- WHAT YOU NEED TO DO -
Extract every line of the material below and reproduce it faithfully.

- EXTRACTED ENTRIES -
※ ※ ※

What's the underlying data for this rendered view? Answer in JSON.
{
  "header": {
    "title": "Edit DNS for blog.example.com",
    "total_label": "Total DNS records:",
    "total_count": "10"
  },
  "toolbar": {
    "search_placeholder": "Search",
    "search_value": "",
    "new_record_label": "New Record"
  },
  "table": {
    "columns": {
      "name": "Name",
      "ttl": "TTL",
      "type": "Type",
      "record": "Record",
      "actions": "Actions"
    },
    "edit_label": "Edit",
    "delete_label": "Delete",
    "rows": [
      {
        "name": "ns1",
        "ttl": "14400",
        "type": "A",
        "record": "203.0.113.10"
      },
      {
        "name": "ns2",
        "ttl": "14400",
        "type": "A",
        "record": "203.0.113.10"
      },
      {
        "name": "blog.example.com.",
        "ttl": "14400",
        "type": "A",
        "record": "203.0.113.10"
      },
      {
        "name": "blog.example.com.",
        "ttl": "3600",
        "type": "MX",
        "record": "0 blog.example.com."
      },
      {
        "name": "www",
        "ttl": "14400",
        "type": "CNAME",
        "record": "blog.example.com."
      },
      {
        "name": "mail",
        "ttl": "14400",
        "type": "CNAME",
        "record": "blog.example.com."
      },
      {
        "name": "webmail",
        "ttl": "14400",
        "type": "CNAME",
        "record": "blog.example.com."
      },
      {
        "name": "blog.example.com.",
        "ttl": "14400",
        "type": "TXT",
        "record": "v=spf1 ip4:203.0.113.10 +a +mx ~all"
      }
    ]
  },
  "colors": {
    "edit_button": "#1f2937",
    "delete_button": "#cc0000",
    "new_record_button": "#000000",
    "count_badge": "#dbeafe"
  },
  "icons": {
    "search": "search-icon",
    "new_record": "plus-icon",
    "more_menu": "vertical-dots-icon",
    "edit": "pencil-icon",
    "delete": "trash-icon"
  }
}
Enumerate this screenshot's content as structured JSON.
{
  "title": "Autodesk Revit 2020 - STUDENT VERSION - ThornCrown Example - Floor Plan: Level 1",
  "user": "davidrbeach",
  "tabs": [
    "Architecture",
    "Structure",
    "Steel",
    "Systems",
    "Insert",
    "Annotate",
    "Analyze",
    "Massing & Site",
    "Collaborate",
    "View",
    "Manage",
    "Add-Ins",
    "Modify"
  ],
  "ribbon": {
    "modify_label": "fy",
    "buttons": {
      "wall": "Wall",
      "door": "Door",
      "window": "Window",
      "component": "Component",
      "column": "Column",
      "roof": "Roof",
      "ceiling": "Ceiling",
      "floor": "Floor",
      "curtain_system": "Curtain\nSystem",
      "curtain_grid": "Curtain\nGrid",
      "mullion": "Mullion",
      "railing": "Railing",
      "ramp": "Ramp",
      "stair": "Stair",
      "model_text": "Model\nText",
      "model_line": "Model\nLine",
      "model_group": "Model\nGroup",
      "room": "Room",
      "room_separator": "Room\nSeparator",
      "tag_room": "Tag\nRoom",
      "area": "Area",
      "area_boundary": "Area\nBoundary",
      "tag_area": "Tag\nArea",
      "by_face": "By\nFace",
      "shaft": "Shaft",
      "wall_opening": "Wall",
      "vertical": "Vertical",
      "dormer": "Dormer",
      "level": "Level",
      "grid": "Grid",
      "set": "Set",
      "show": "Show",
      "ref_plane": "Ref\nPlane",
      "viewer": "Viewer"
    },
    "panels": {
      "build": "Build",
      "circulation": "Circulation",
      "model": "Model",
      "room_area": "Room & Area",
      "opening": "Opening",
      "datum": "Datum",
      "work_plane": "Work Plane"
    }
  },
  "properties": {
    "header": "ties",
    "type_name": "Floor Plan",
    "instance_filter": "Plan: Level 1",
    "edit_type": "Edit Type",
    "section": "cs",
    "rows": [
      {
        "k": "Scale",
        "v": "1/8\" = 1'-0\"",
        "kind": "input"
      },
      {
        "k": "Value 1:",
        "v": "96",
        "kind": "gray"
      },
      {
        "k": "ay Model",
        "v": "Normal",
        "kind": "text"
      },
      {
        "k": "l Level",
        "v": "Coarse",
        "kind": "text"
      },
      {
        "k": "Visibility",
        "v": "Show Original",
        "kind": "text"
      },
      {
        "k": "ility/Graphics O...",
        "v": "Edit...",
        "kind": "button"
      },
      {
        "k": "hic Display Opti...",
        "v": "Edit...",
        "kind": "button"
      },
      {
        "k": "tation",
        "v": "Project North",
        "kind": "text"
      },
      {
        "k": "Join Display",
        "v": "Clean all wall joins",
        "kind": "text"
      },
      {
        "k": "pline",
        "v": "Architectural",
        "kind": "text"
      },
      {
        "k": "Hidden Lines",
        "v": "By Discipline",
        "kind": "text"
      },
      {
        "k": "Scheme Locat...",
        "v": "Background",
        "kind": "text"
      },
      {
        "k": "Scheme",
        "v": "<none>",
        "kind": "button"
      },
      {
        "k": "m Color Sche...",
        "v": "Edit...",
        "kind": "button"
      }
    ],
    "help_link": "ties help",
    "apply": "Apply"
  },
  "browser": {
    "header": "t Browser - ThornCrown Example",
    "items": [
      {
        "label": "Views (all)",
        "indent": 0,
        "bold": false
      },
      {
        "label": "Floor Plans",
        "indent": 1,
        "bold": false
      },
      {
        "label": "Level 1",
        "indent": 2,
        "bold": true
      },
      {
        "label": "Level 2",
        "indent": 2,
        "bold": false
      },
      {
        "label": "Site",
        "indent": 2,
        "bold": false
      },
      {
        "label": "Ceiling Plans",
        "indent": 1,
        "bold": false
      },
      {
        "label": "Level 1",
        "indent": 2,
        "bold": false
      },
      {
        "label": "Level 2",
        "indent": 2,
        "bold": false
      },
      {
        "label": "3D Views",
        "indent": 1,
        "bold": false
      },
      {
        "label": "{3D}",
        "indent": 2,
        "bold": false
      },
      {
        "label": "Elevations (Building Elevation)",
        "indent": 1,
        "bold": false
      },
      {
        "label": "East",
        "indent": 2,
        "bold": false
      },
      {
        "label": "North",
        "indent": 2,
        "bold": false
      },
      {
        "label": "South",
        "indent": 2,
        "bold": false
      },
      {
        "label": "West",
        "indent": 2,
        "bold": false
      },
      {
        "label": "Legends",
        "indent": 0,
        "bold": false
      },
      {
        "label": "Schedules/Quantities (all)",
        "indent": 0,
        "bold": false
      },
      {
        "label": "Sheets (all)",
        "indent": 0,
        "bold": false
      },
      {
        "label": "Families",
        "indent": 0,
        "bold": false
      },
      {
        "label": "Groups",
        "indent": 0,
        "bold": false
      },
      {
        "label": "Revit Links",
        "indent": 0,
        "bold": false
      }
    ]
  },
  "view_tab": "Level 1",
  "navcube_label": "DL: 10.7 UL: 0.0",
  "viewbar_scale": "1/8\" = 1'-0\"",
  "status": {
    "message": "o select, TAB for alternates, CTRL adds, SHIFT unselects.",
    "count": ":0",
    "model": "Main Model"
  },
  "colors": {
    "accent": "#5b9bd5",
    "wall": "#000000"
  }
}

※ ※ ※

- WRITTEN SOLUTION -
What's the underlying data for this rendered view? Answer in JSON.
{
  "header": {
    "title": "Edit DNS for blog.example.com",
    "total_label": "Total DNS records:",
    "total_count": "10"
  },
  "toolbar": {
    "search_placeholder": "Search",
    "search_value": "",
    "new_record_label": "New Record"
  },
  "table": {
    "columns": {
      "name": "Name",
      "ttl": "TTL",
      "type": "Type",
      "record": "Record",
      "actions": "Actions"
    },
    "edit_label": "Edit",
    "delete_label": "Delete",
    "rows": [
      {
        "name": "ns1",
        "ttl": "14400",
        "type": "A",
        "record": "203.0.113.10"
      },
      {
        "name": "ns2",
        "ttl": "14400",
        "type": "A",
        "record": "203.0.113.10"
      },
      {
        "name": "blog.example.com.",
        "ttl": "14400",
        "type": "A",
        "record": "203.0.113.10"
      },
      {
        "name": "blog.example.com.",
        "ttl": "3600",
        "type": "MX",
        "record": "0 blog.example.com."
      },
      {
        "name": "www",
        "ttl": "14400",
        "type": "CNAME",
        "record": "blog.example.com."
      },
      {
        "name": "mail",
        "ttl": "14400",
        "type": "CNAME",
        "record": "blog.example.com."
      },
      {
        "name": "webmail",
        "ttl": "14400",
        "type": "CNAME",
        "record": "blog.example.com."
      },
      {
        "name": "blog.example.com.",
        "ttl": "14400",
        "type": "TXT",
        "record": "v=spf1 ip4:203.0.113.10 +a +mx ~all"
      }
    ]
  },
  "colors": {
    "edit_button": "#1f2937",
    "delete_button": "#cc0000",
    "new_record_button": "#000000",
    "count_badge": "#dbeafe"
  },
  "icons": {
    "search": "search-icon",
    "new_record": "plus-icon",
    "more_menu": "vertical-dots-icon",
    "edit": "pencil-icon",
    "delete": "trash-icon"
  }
}
Enumerate this screenshot's content as structured JSON.
{
  "title": "Autodesk Revit 2020 - STUDENT VERSION - ThornCrown Example - Floor Plan: Level 1",
  "user": "davidrbeach",
  "tabs": [
    "Architecture",
    "Structure",
    "Steel",
    "Systems",
    "Insert",
    "Annotate",
    "Analyze",
    "Massing & Site",
    "Collaborate",
    "View",
    "Manage",
    "Add-Ins",
    "Modify"
  ],
  "ribbon": {
    "modify_label": "fy",
    "buttons": {
      "wall": "Wall",
      "door": "Door",
      "window": "Window",
      "component": "Component",
      "column": "Column",
      "roof": "Roof",
      "ceiling": "Ceiling",
      "floor": "Floor",
      "curtain_system": "Curtain\nSystem",
      "curtain_grid": "Curtain\nGrid",
      "mullion": "Mullion",
      "railing": "Railing",
      "ramp": "Ramp",
      "stair": "Stair",
      "model_text": "Model\nText",
      "model_line": "Model\nLine",
      "model_group": "Model\nGroup",
      "room": "Room",
      "room_separator": "Room\nSeparator",
      "tag_room": "Tag\nRoom",
      "area": "Area",
      "area_boundary": "Area\nBoundary",
      "tag_area": "Tag\nArea",
      "by_face": "By\nFace",
      "shaft": "Shaft",
      "wall_opening": "Wall",
      "vertical": "Vertical",
      "dormer": "Dormer",
      "level": "Level",
      "grid": "Grid",
      "set": "Set",
      "show": "Show",
      "ref_plane": "Ref\nPlane",
      "viewer": "Viewer"
    },
    "panels": {
      "build": "Build",
      "circulation": "Circulation",
      "model": "Model",
      "room_area": "Room & Area",
      "opening": "Opening",
      "datum": "Datum",
      "work_plane": "Work Plane"
    }
  },
  "properties": {
    "header": "ties",
    "type_name": "Floor Plan",
    "instance_filter": "Plan: Level 1",
    "edit_type": "Edit Type",
    "section": "cs",
    "rows": [
      {
        "k": "Scale",
        "v": "1/8\" = 1'-0\"",
        "kind": "input"
      },
      {
        "k": "Value 1:",
        "v": "96",
        "kind": "gray"
      },
      {
        "k": "ay Model",
        "v": "Normal",
        "kind": "text"
      },
      {
        "k": "l Level",
        "v": "Coarse",
        "kind": "text"
      },
      {
        "k": "Visibility",
        "v": "Show Original",
        "kind": "text"
      },
      {
        "k": "ility/Graphics O...",
        "v": "Edit...",
        "kind": "button"
      },
      {
        "k": "hic Display Opti...",
        "v": "Edit...",
        "kind": "button"
      },
      {
        "k": "tation",
        "v": "Project North",
        "kind": "text"
      },
      {
        "k": "Join Display",
        "v": "Clean all wall joins",
        "kind": "text"
      },
      {
        "k": "pline",
        "v": "Architectural",
        "kind": "text"
      },
      {
        "k": "Hidden Lines",
        "v": "By Discipline",
        "kind": "text"
      },
      {
        "k": "Scheme Locat...",
        "v": "Background",
        "kind": "text"
      },
      {
        "k": "Scheme",
        "v": "<none>",
        "kind": "button"
      },
      {
        "k": "m Color Sche...",
        "v": "Edit...",
        "kind": "button"
      }
    ],
    "help_link": "ties help",
    "apply": "Apply"
  },
  "browser": {
    "header": "t Browser - ThornCrown Example",
    "items": [
      {
        "label": "Views (all)",
        "indent": 0,
        "bold": false
      },
      {
        "label": "Floor Plans",
        "indent": 1,
        "bold": false
      },
      {
        "label": "Level 1",
        "indent": 2,
        "bold": true
      },
      {
        "label": "Level 2",
        "indent": 2,
        "bold": false
      },
      {
        "label": "Site",
        "indent": 2,
        "bold": false
      },
      {
        "label": "Ceiling Plans",
        "indent": 1,
        "bold": false
      },
      {
        "label": "Level 1",
        "indent": 2,
        "bold": false
      },
      {
        "label": "Level 2",
        "indent": 2,
        "bold": false
      },
      {
        "label": "3D Views",
        "indent": 1,
        "bold": false
      },
      {
        "label": "{3D}",
        "indent": 2,
        "bold": false
      },
      {
        "label": "Elevations (Building Elevation)",
        "indent": 1,
        "bold": false
      },
      {
        "label": "East",
        "indent": 2,
        "bold": false
      },
      {
        "label": "North",
        "indent": 2,
        "bold": false
      },
      {
        "label": "South",
        "indent": 2,
        "bold": false
      },
      {
        "label": "West",
        "indent": 2,
        "bold": false
      },
      {
        "label": "Legends",
        "indent": 0,
        "bold": false
      },
      {
        "label": "Schedules/Quantities (all)",
        "indent": 0,
        "bold": false
      },
      {
        "label": "Sheets (all)",
        "indent": 0,
        "bold": false
      },
      {
        "label": "Families",
        "indent": 0,
        "bold": false
      },
      {
        "label": "Groups",
        "indent": 0,
        "bold": false
      },
      {
        "label": "Revit Links",
        "indent": 0,
        "bold": false
      }
    ]
  },
  "view_tab": "Level 1",
  "navcube_label": "DL: 10.7 UL: 0.0",
  "viewbar_scale": "1/8\" = 1'-0\"",
  "status": {
    "message": "o select, TAB for alternates, CTRL adds, SHIFT unselects.",
    "count": ":0",
    "model": "Main Model"
  },
  "colors": {
    "accent": "#5b9bd5",
    "wall": "#000000"
  }
}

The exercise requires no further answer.